• REQUIRED WORK
Show every line in the records below that contains the word "type".

• Structured figure records

(begin)

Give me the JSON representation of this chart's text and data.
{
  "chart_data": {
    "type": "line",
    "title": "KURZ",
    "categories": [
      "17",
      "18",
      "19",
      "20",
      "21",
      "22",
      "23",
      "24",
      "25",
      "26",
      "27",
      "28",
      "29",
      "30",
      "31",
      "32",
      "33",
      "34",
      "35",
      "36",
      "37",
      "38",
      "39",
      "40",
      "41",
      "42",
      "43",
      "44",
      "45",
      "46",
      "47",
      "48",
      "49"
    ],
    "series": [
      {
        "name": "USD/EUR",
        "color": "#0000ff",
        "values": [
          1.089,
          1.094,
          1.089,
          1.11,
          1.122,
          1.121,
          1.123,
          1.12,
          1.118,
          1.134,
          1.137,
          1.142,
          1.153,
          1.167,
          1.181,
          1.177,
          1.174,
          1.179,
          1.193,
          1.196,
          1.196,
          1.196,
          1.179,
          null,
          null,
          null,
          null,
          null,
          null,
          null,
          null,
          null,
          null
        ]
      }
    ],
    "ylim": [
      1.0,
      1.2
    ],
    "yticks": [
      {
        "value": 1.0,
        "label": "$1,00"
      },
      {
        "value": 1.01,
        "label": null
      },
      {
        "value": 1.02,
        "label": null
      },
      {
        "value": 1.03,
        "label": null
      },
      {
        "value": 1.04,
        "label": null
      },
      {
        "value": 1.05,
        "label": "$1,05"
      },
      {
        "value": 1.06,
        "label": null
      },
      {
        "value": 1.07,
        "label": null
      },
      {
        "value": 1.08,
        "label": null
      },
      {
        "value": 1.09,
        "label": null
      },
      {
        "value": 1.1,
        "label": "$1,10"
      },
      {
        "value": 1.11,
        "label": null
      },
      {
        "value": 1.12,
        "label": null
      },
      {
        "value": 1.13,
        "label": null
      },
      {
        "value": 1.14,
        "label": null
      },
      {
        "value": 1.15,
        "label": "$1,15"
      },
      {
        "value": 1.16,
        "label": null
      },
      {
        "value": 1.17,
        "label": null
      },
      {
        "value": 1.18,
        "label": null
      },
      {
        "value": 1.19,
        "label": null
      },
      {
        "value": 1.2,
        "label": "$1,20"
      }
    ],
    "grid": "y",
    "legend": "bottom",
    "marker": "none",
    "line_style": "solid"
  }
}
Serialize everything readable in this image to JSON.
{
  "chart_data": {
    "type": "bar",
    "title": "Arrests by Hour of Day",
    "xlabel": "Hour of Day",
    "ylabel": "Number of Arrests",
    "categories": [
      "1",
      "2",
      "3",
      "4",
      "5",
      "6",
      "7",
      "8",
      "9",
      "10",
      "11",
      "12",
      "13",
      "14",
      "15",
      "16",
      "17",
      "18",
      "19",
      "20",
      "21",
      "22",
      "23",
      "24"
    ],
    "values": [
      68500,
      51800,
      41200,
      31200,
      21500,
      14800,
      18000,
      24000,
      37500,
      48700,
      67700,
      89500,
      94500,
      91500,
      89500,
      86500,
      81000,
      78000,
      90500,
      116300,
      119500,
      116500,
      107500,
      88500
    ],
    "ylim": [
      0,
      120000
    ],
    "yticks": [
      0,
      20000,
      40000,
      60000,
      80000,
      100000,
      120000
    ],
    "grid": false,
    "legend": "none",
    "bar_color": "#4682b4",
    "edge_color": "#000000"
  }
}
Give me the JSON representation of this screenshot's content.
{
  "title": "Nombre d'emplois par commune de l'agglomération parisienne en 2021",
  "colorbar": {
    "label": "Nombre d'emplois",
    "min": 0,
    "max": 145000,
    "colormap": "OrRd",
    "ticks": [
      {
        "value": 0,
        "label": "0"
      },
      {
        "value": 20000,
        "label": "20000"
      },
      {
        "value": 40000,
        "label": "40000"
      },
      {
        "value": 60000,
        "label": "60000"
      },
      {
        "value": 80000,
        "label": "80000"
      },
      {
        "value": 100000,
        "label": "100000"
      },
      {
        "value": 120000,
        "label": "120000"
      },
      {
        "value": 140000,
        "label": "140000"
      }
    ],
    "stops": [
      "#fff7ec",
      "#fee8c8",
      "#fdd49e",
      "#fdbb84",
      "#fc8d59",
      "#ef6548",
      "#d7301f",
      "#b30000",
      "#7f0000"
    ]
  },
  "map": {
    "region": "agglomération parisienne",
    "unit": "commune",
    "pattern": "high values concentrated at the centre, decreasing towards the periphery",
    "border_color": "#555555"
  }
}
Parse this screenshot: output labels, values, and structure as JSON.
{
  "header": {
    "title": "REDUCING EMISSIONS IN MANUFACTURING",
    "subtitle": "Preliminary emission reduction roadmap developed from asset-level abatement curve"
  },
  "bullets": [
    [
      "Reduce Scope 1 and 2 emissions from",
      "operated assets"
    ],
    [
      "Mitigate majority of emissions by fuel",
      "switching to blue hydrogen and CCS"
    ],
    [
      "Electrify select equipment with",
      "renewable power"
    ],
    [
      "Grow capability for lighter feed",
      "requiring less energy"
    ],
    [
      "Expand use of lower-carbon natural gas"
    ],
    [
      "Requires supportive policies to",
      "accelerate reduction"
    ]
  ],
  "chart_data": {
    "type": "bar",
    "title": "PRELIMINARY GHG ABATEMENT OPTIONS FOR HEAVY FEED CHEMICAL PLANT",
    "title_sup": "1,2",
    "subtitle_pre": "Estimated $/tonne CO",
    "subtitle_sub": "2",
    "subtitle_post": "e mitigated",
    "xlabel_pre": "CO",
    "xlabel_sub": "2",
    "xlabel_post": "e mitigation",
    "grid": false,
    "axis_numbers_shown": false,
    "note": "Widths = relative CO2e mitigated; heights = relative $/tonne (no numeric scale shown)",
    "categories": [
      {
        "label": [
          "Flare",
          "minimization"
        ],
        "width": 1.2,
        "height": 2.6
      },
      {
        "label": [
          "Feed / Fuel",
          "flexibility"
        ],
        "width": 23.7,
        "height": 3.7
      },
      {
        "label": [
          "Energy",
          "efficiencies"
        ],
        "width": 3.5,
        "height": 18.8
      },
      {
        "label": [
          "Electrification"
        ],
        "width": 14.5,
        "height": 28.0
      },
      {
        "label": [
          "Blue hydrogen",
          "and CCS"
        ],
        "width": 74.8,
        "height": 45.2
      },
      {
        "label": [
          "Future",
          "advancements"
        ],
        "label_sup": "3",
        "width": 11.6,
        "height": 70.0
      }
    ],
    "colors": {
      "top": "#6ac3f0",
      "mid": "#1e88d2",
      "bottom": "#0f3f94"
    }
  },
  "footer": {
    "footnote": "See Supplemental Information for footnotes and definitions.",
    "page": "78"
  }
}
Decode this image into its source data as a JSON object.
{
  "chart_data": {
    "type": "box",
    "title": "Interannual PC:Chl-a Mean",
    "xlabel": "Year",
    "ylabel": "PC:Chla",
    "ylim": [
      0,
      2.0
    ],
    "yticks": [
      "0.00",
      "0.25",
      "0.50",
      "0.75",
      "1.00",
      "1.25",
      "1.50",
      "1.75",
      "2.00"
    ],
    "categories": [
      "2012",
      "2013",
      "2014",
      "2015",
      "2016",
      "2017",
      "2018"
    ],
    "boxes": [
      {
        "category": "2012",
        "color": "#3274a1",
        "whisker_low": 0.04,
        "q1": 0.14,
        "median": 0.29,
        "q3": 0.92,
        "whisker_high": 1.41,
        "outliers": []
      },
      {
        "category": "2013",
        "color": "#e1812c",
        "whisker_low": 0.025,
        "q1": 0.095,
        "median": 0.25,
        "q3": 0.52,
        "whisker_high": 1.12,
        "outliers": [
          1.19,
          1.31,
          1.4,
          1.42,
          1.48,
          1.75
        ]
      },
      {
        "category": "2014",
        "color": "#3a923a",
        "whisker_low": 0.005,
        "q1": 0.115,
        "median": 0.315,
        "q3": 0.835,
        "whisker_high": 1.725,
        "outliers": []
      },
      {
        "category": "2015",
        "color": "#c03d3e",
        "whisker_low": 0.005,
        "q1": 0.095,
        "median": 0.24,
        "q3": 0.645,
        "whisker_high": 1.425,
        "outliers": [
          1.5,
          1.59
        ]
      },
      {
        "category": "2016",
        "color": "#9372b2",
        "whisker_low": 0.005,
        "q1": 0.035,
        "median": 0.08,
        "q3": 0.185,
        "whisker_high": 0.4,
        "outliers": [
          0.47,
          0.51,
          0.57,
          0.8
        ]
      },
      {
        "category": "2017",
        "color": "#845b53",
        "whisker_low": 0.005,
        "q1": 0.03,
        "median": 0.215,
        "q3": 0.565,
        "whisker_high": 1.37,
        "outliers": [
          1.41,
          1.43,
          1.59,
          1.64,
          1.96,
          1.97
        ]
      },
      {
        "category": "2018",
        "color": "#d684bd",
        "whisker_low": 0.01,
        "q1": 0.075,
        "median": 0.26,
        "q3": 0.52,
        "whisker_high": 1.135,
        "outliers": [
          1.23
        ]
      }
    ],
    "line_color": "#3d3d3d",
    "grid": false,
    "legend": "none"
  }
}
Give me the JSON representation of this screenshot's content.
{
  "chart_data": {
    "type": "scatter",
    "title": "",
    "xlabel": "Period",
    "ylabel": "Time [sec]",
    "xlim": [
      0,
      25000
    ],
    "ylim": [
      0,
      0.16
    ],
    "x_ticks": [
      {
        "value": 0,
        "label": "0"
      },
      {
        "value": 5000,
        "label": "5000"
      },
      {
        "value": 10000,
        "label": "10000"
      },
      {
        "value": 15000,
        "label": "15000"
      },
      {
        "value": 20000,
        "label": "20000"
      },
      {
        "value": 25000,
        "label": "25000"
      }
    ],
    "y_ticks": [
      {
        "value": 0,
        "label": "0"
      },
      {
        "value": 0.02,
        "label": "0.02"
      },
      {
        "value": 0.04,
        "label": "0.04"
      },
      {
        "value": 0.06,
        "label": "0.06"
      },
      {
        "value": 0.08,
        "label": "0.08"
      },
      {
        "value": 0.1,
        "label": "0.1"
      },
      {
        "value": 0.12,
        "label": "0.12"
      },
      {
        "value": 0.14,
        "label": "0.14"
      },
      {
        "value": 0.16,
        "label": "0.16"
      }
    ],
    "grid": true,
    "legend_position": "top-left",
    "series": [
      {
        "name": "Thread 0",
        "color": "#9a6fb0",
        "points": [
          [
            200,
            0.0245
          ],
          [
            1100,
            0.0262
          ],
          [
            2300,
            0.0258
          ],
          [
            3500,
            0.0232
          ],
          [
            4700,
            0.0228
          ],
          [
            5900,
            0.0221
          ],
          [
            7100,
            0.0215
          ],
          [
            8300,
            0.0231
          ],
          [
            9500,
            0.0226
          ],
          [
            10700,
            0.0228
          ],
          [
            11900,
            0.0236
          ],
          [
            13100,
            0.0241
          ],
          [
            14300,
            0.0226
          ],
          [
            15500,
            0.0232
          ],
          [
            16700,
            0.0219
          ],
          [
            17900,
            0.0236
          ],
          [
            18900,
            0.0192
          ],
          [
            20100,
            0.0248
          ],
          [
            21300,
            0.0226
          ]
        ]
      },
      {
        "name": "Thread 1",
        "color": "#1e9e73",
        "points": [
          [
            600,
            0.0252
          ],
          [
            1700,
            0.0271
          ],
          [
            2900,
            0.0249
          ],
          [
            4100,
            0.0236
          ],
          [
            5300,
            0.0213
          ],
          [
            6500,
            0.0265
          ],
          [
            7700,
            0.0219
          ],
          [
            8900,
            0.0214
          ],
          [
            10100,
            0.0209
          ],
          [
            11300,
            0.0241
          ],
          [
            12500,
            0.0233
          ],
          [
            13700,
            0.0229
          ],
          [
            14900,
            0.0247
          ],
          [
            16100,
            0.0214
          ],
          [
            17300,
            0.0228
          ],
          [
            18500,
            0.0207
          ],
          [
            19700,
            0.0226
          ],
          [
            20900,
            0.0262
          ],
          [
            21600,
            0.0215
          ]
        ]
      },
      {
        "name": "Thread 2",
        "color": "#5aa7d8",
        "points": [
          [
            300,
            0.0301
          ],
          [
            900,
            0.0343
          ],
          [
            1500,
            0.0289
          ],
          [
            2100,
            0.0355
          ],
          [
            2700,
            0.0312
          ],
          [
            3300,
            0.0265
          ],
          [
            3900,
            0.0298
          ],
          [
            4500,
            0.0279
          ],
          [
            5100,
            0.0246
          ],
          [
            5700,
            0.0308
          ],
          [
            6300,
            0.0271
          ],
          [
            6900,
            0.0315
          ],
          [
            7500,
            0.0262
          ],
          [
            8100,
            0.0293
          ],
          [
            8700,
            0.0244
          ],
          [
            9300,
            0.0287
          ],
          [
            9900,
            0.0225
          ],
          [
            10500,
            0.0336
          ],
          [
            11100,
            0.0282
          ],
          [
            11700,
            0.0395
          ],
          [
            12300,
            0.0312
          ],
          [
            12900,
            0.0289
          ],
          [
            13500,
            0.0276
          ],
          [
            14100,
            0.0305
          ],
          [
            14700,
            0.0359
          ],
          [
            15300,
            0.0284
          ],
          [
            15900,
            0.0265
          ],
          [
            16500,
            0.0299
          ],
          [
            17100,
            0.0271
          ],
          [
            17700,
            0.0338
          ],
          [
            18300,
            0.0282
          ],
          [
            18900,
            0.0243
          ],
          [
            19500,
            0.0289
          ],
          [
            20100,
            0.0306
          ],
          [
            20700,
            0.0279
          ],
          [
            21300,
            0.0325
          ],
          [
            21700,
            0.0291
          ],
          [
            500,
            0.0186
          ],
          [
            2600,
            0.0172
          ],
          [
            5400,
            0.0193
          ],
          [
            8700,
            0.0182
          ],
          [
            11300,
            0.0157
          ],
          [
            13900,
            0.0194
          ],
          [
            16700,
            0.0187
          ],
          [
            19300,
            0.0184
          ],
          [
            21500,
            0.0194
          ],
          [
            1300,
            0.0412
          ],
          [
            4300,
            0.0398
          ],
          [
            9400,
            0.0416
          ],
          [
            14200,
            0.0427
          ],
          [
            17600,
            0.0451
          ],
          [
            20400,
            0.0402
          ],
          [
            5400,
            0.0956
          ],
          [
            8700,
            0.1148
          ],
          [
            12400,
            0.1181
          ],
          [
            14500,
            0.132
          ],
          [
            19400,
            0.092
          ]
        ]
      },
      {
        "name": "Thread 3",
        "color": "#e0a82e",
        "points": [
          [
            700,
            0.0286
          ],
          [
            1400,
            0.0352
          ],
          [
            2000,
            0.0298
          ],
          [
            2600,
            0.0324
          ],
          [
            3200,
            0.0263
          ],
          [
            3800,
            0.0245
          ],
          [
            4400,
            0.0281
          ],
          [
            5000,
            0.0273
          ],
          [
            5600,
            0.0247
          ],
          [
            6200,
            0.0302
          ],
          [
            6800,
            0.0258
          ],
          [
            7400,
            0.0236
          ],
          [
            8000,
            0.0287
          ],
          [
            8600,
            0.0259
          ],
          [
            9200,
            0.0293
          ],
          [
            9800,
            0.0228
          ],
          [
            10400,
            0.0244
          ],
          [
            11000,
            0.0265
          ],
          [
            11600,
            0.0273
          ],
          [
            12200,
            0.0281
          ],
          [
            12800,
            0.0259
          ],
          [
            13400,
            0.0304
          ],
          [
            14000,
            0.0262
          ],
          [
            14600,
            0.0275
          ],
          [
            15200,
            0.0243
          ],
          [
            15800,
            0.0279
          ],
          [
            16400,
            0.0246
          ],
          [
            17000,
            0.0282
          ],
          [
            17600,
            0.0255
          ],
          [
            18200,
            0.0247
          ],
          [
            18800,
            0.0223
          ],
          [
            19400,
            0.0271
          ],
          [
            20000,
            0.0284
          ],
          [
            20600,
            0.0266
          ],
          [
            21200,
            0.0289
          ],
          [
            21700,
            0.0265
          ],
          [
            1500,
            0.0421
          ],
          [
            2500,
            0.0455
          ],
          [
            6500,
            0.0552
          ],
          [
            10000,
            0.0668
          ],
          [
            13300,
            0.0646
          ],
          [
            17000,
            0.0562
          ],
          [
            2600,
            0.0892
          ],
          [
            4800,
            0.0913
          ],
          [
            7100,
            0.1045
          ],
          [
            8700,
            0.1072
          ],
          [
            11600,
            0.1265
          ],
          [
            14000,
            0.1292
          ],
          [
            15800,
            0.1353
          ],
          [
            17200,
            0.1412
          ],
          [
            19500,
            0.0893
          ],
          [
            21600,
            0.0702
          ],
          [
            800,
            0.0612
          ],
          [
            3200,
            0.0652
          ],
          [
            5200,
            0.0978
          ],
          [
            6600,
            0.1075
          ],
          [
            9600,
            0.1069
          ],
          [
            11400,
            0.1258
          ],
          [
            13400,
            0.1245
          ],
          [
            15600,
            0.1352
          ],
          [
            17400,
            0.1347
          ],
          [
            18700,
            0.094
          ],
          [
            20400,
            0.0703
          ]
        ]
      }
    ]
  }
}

(end)

• OUTPUT FOR THIS TASK
    "type": "line",
    "type": "bar",
    "type": "bar",
    "type": "box",
    "type": "scatter",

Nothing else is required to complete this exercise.